- [DATASET RECORDS]:
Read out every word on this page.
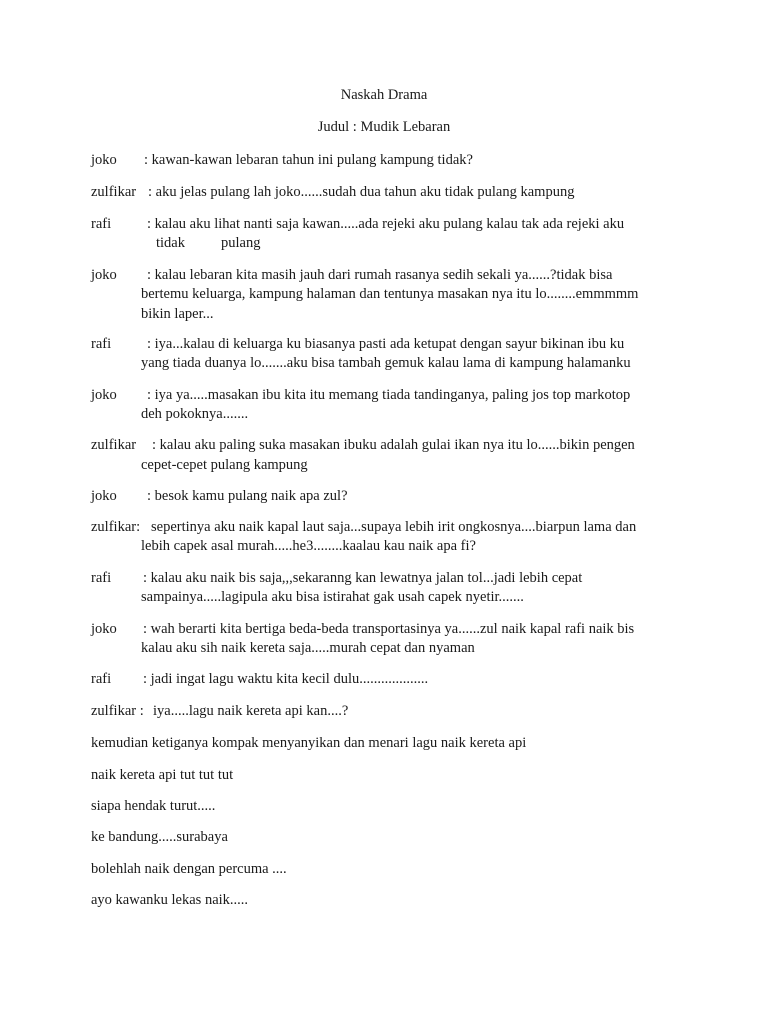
Naskah Drama
Judul : Mudik Lebaran
joko : kawan-kawan lebaran tahun ini pulang kampung tidak?
zulfikar : aku jelas pulang lah joko......sudah dua tahun aku tidak pulang kampung
rafi : kalau aku lihat nanti saja kawan.....ada rejeki aku pulang kalau tak ada rejeki aku
tidak pulang
joko : kalau lebaran kita masih jauh dari rumah rasanya sedih sekali ya......?tidak bisa
bertemu keluarga, kampung halaman dan tentunya masakan nya itu lo........emmmmm
bikin laper...
rafi : iya...kalau di keluarga ku biasanya pasti ada ketupat dengan sayur bikinan ibu ku
yang tiada duanya lo.......aku bisa tambah gemuk kalau lama di kampung halamanku
joko : iya ya.....masakan ibu kita itu memang tiada tandinganya, paling jos top markotop
deh pokoknya.......
zulfikar : kalau aku paling suka masakan ibuku adalah gulai ikan nya itu lo......bikin pengen
cepet-cepet pulang kampung
joko : besok kamu pulang naik apa zul?
zulfikar: sepertinya aku naik kapal laut saja...supaya lebih irit ongkosnya....biarpun lama dan
lebih capek asal murah.....he3........kaalau kau naik apa fi?
rafi : kalau aku naik bis saja,,,sekaranng kan lewatnya jalan tol...jadi lebih cepat
sampainya.....lagipula aku bisa istirahat gak usah capek nyetir.......
joko : wah berarti kita bertiga beda-beda transportasinya ya......zul naik kapal rafi naik bis
kalau aku sih naik kereta saja.....murah cepat dan nyaman
rafi : jadi ingat lagu waktu kita kecil dulu...................
zulfikar : iya.....lagu naik kereta api kan....?
kemudian ketiganya kompak menyanyikan dan menari lagu naik kereta api
naik kereta api tut tut tut
siapa hendak turut.....
ke bandung.....surabaya
bolehlah naik dengan percuma ....
ayo kawanku lekas naik.....
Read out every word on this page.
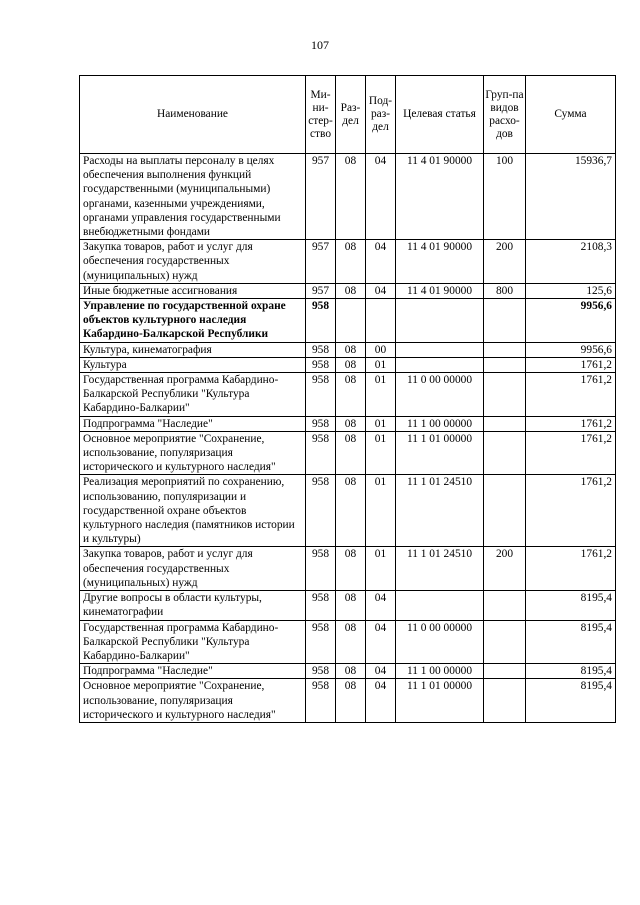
107
Наименование	Ми-ни-стер-ство	Раз-дел	Под-раз-дел	Целевая статья	Груп-па видов расхо-дов	Сумма
Расходы на выплаты персоналу в целях обеспечения выполнения функций государственными (муниципальными) органами, казенными учреждениями, органами управления государственными внебюджетными фондами	957	08	04	11 4 01 90000	100	15936,7
Закупка товаров, работ и услуг для обеспечения государственных (муниципальных) нужд	957	08	04	11 4 01 90000	200	2108,3
Иные бюджетные ассигнования	957	08	04	11 4 01 90000	800	125,6
Управление по государственной охране объектов культурного наследия Кабардино-Балкарской Республики	958					9956,6
Культура, кинематография	958	08	00			9956,6
Культура	958	08	01			1761,2
Государственная программа Кабардино-Балкарской Республики "Культура Кабардино-Балкарии"	958	08	01	11 0 00 00000		1761,2
Подпрограмма "Наследие"	958	08	01	11 1 00 00000		1761,2
Основное мероприятие "Сохранение, использование, популяризация исторического и культурного наследия"	958	08	01	11 1 01 00000		1761,2
Реализация мероприятий по сохранению, использованию, популяризации и государственной охране объектов культурного наследия (памятников истории и культуры)	958	08	01	11 1 01 24510		1761,2
Закупка товаров, работ и услуг для обеспечения государственных (муниципальных) нужд	958	08	01	11 1 01 24510	200	1761,2
Другие вопросы в области культуры, кинематографии	958	08	04			8195,4
Государственная программа Кабардино-Балкарской Республики "Культура Кабардино-Балкарии"	958	08	04	11 0 00 00000		8195,4
Подпрограмма "Наследие"	958	08	04	11 1 00 00000		8195,4
Основное мероприятие "Сохранение, использование, популяризация исторического и культурного наследия"	958	08	04	11 1 01 00000		8195,4
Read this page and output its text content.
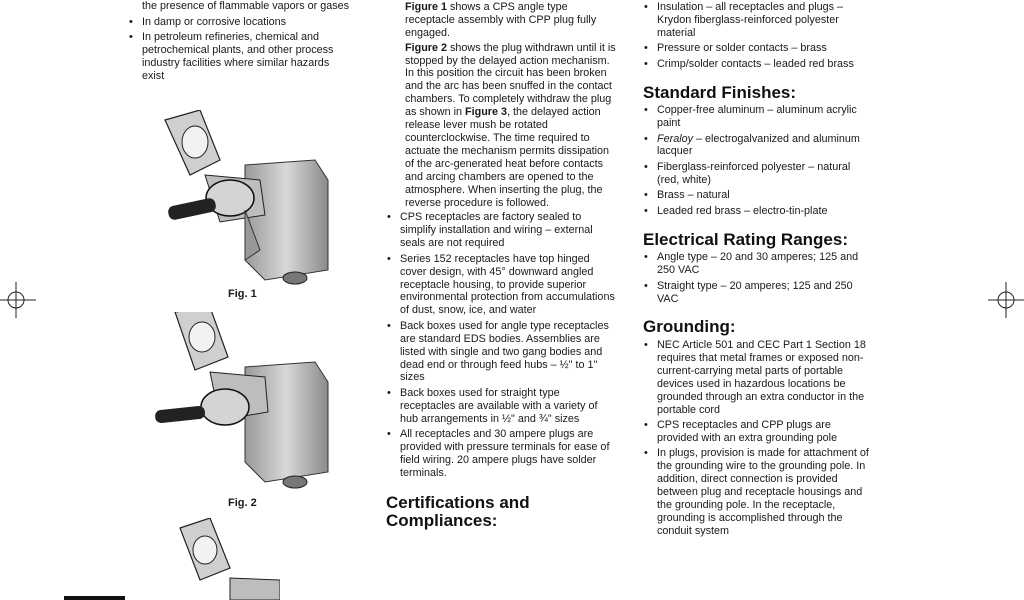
the presence of flammable vapors or gases
• In damp or corrosive locations
• In petroleum refineries, chemical and petrochemical plants, and other process industry facilities where similar hazards exist
Fig. 1
Fig. 2

Figure 1 shows a CPS angle type receptacle assembly with CPP plug fully engaged.

Figure 2 shows the plug withdrawn until it is stopped by the delayed action mechanism. In this position the circuit has been broken and the arc has been snuffed in the contact chambers. To completely withdraw the plug as shown in Figure 3, the delayed action release lever mush be rotated counterclockwise. The time required to actuate the mechanism permits dissipation of the arc-generated heat before contacts and arcing chambers are opened to the atmosphere. When inserting the plug, the reverse procedure is followed.

• CPS receptacles are factory sealed to simplify installation and wiring – external seals are not required
• Series 152 receptacles have top hinged cover design, with 45° downward angled receptacle housing, to provide superior environmental protection from accumulations of dust, snow, ice, and water
• Back boxes used for angle type receptacles are standard EDS bodies. Assemblies are listed with single and two gang bodies and dead end or through feed hubs – ½" to 1" sizes
• Back boxes used for straight type receptacles are available with a variety of hub arrangements in ½" and ¾" sizes
• All receptacles and 30 ampere plugs are provided with pressure terminals for ease of field wiring. 20 ampere plugs have solder terminals.
Certifications and Compliances:
• Insulation – all receptacles and plugs – Krydon fiberglass-reinforced polyester material
• Pressure or solder contacts – brass
• Crimp/solder contacts – leaded red brass
Standard Finishes:
• Copper-free aluminum – aluminum acrylic paint
• Feraloy – electrogalvanized and aluminum lacquer
• Fiberglass-reinforced polyester – natural (red, white)
• Brass – natural
• Leaded red brass – electro-tin-plate
Electrical Rating Ranges:
• Angle type – 20 and 30 amperes; 125 and 250 VAC
• Straight type – 20 amperes; 125 and 250 VAC
Grounding:
• NEC Article 501 and CEC Part 1 Section 18 requires that metal frames or exposed non-current-carrying metal parts of portable devices used in hazardous locations be grounded through an extra conductor in the portable cord
• CPS receptacles and CPP plugs are provided with an extra grounding pole
• In plugs, provision is made for attachment of the grounding wire to the grounding pole. In addition, direct connection is provided between plug and receptacle housings and the grounding pole. In the receptacle, grounding is accomplished through the conduit system
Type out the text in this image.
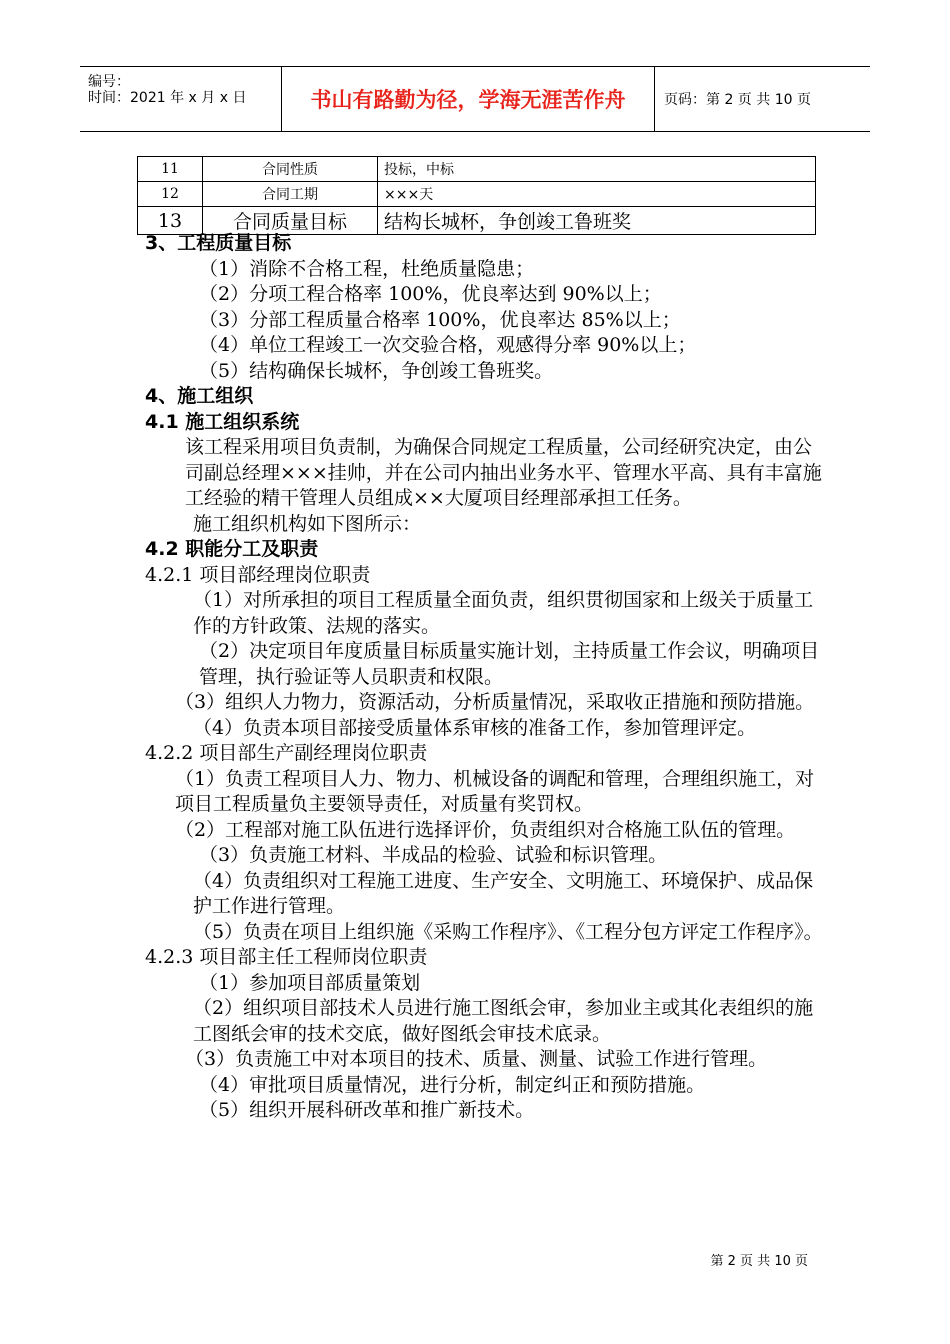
编号：
时间：2021 年 x 月 x 日	书山有路勤为径，学海无涯苦作舟	页码：第 2 页 共 10 页
11	合同性质	投标，中标
12	合同工期	×××天
13	合同质量目标	结构长城杯，争创竣工鲁班奖

3、工程质量目标

（1）消除不合格工程，杜绝质量隐患；

（2）分项工程合格率 100%，优良率达到 90%以上；

（3）分部工程质量合格率 100%，优良率达 85%以上；

（4）单位工程竣工一次交验合格，观感得分率 90%以上；

（5）结构确保长城杯，争创竣工鲁班奖。

4、施工组织

4.1 施工组织系统

该工程采用项目负责制，为确保合同规定工程质量，公司经研究决定，由公司副总经理×××挂帅，并在公司内抽出业务水平、管理水平高、具有丰富施工经验的精干管理人员组成××大厦项目经理部承担工任务。

施工组织机构如下图所示：

4.2 职能分工及职责

4.2.1 项目部经理岗位职责

（1）对所承担的项目工程质量全面负责，组织贯彻国家和上级关于质量工作的方针政策、法规的落实。

（2）决定项目年度质量目标质量实施计划，主持质量工作会议，明确项目管理，执行验证等人员职责和权限。

（3）组织人力物力，资源活动，分析质量情况，采取收正措施和预防措施。

（4）负责本项目部接受质量体系审核的准备工作，参加管理评定。

4.2.2 项目部生产副经理岗位职责

（1）负责工程项目人力、物力、机械设备的调配和管理，合理组织施工，对项目工程质量负主要领导责任，对质量有奖罚权。

（2）工程部对施工队伍进行选择评价，负责组织对合格施工队伍的管理。

（3）负责施工材料、半成品的检验、试验和标识管理。

（4）负责组织对工程施工进度、生产安全、文明施工、环境保护、成品保护工作进行管理。

（5）负责在项目上组织施《采购工作程序》、《工程分包方评定工作程序》。

4.2.3 项目部主任工程师岗位职责

（1）参加项目部质量策划

（2）组织项目部技术人员进行施工图纸会审，参加业主或其化表组织的施工图纸会审的技术交底，做好图纸会审技术底录。

（3）负责施工中对本项目的技术、质量、测量、试验工作进行管理。

（4）审批项目质量情况，进行分析，制定纠正和预防措施。

（5）组织开展科研改革和推广新技术。

第 2 页 共 10 页
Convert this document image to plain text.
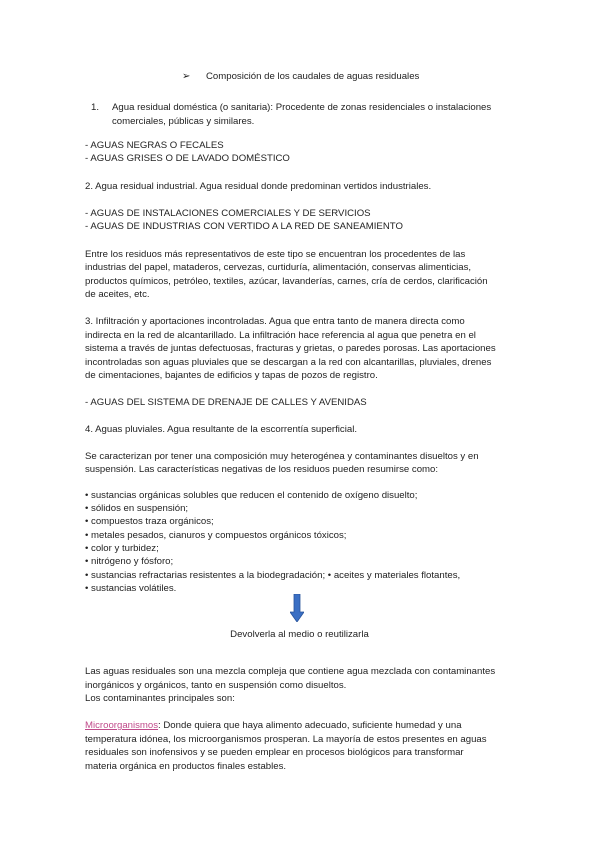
➢ Composición de los caudales de aguas residuales
1. Agua residual doméstica (o sanitaria): Procedente de zonas residenciales o instalaciones
comerciales, públicas y similares.
- AGUAS NEGRAS O FECALES
- AGUAS GRISES O DE LAVADO DOMÉSTICO
2. Agua residual industrial. Agua residual donde predominan vertidos industriales.
- AGUAS DE INSTALACIONES COMERCIALES Y DE SERVICIOS
- AGUAS DE INDUSTRIAS CON VERTIDO A LA RED DE SANEAMIENTO
Entre los residuos más representativos de este tipo se encuentran los procedentes de las
industrias del papel, mataderos, cervezas, curtiduría, alimentación, conservas alimenticias,
productos químicos, petróleo, textiles, azúcar, lavanderías, carnes, cría de cerdos, clarificación
de aceites, etc.
3. Infiltración y aportaciones incontroladas. Agua que entra tanto de manera directa como
indirecta en la red de alcantarillado. La infiltración hace referencia al agua que penetra en el
sistema a través de juntas defectuosas, fracturas y grietas, o paredes porosas. Las aportaciones
incontroladas son aguas pluviales que se descargan a la red con alcantarillas, pluviales, drenes
de cimentaciones, bajantes de edificios y tapas de pozos de registro.
- AGUAS DEL SISTEMA DE DRENAJE DE CALLES Y AVENIDAS
4. Aguas pluviales. Agua resultante de la escorrentía superficial.
Se caracterizan por tener una composición muy heterogénea y contaminantes disueltos y en
suspensión. Las características negativas de los residuos pueden resumirse como:
• sustancias orgánicas solubles que reducen el contenido de oxígeno disuelto;
• sólidos en suspensión;
• compuestos traza orgánicos;
• metales pesados, cianuros y compuestos orgánicos tóxicos;
• color y turbidez;
• nitrógeno y fósforo;
• sustancias refractarias resistentes a la biodegradación; • aceites y materiales flotantes,
• sustancias volátiles.
Devolverla al medio o reutilizarla
Las aguas residuales son una mezcla compleja que contiene agua mezclada con contaminantes
inorgánicos y orgánicos, tanto en suspensión como disueltos.
Los contaminantes principales son:
Microorganismos: Donde quiera que haya alimento adecuado, suficiente humedad y una
temperatura idónea, los microorganismos prosperan. La mayoría de estos presentes en aguas
residuales son inofensivos y se pueden emplear en procesos biológicos para transformar
materia orgánica en productos finales estables.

- [YOUR TASK]: Determine the number of lines in these entries that contain the word "lebih", and write only that number.

- [REPLY TO THE EXERCISE]: 3